Task directions:
Scan the data below for the string "Hofprediger". Copy every line where it appears.
==== Dataset excerpts
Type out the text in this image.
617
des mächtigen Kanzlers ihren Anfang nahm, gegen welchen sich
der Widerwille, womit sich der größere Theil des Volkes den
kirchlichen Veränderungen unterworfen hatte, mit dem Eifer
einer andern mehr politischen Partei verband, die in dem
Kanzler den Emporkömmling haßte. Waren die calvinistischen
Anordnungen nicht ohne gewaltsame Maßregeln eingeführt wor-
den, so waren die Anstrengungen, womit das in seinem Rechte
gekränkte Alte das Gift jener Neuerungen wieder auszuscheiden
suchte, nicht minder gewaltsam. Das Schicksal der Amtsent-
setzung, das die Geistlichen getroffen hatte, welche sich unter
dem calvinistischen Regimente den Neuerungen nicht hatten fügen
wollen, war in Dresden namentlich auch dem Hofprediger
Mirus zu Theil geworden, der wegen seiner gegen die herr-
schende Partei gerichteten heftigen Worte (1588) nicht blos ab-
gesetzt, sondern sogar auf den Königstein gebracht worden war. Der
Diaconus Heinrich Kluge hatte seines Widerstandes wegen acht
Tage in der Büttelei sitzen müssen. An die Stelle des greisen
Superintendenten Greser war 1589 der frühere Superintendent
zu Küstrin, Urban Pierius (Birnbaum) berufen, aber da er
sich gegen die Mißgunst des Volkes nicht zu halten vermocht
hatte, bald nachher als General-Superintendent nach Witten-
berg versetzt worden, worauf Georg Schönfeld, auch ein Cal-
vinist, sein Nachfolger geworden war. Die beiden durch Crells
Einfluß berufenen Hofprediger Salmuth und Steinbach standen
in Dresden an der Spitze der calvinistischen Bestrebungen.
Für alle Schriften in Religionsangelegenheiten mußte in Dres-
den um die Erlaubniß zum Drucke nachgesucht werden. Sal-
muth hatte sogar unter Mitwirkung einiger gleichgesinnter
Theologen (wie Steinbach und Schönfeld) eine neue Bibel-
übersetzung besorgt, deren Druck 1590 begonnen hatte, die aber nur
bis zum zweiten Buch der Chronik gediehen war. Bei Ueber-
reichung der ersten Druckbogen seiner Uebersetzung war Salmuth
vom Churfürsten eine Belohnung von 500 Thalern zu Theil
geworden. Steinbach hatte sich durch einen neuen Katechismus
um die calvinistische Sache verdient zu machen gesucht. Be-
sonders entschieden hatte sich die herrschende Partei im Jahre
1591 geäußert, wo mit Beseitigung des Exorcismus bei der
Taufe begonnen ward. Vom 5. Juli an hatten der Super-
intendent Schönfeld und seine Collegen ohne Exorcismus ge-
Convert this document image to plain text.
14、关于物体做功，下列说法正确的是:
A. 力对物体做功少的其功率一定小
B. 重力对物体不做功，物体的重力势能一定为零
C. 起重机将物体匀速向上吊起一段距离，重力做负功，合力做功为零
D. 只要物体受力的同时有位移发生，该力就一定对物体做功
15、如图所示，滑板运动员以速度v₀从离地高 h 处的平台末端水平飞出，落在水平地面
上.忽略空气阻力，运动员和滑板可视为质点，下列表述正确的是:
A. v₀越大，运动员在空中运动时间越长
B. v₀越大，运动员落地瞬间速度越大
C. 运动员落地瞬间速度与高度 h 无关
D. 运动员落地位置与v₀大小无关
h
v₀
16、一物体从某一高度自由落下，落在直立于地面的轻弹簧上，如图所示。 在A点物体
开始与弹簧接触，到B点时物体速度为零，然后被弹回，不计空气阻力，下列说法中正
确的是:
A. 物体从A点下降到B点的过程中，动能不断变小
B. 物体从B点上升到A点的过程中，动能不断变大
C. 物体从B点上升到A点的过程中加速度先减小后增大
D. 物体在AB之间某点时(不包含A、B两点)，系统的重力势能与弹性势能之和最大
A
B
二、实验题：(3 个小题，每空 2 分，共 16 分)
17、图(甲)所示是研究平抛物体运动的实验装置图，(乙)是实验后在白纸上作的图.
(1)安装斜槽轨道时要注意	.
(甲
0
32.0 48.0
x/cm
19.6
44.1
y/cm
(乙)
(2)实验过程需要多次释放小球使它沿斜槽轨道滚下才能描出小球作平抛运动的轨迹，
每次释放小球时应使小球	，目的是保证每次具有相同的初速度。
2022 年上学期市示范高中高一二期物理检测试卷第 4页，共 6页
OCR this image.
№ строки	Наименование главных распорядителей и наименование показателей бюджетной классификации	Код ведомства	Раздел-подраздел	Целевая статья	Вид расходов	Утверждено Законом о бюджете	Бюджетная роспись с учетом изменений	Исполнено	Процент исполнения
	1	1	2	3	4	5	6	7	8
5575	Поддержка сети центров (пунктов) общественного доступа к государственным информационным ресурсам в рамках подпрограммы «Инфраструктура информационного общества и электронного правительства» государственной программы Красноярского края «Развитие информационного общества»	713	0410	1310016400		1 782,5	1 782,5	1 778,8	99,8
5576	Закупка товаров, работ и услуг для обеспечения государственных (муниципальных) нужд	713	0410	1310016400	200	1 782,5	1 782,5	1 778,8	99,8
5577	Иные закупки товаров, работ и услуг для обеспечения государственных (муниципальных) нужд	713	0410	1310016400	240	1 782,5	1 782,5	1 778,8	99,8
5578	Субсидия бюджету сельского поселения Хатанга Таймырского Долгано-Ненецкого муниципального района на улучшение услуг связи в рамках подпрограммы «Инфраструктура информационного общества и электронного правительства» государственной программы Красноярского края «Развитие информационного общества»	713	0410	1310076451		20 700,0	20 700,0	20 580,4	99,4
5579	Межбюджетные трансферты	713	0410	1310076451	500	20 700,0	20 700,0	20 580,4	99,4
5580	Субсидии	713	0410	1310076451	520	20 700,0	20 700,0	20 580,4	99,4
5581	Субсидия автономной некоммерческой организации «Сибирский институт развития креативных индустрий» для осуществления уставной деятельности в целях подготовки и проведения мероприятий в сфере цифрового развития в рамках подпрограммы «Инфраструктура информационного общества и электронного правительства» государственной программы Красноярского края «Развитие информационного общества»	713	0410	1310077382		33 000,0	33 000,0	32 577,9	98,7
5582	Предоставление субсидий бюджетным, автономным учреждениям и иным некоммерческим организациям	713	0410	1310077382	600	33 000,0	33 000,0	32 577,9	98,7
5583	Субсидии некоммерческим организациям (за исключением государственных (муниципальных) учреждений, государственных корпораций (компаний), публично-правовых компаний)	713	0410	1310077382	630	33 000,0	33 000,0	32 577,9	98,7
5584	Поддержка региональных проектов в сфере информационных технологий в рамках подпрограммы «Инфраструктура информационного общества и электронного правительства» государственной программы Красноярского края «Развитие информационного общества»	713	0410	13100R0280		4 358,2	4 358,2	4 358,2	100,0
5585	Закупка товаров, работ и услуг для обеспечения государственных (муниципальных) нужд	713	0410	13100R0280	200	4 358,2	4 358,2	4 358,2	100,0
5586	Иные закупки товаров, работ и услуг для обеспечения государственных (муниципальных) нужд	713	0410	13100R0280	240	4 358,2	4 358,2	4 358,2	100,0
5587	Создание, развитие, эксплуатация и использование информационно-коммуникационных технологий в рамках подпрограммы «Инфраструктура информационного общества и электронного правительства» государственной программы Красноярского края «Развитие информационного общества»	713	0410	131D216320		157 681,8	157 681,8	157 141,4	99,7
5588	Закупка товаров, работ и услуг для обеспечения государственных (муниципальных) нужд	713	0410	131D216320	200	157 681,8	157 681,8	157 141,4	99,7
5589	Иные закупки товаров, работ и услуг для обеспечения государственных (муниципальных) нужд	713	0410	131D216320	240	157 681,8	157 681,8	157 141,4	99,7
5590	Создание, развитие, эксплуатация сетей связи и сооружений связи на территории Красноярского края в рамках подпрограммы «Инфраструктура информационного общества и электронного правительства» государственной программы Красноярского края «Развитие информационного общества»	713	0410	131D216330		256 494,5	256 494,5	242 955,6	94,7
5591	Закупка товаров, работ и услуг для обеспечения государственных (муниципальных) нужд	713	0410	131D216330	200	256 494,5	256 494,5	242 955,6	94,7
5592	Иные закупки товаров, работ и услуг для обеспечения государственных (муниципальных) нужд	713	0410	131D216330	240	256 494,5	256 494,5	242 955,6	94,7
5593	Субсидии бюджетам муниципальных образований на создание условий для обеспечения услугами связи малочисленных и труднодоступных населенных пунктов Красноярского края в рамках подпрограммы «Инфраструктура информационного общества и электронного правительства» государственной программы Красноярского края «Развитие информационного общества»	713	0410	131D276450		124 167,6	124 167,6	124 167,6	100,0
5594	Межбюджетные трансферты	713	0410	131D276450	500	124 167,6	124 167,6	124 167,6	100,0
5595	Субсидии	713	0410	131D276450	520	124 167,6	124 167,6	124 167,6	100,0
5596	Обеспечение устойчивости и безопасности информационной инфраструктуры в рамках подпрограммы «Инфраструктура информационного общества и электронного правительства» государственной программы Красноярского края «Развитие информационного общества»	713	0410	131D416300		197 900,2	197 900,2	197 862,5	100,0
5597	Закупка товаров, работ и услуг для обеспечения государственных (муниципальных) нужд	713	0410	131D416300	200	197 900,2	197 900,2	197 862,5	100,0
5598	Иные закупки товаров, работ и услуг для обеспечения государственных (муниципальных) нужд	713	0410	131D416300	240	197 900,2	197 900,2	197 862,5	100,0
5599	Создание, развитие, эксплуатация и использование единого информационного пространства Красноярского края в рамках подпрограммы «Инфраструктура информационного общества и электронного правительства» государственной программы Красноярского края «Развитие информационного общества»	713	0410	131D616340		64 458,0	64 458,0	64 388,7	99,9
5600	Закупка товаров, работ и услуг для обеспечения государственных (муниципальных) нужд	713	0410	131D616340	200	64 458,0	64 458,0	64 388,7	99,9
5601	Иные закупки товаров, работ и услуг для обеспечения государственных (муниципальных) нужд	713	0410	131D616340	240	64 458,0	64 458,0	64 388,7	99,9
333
========
Solution to the problem:
wollen, war in Dresden namentlich auch dem Hofprediger
Einfluß berufenen Hofprediger Salmuth und Steinbach standen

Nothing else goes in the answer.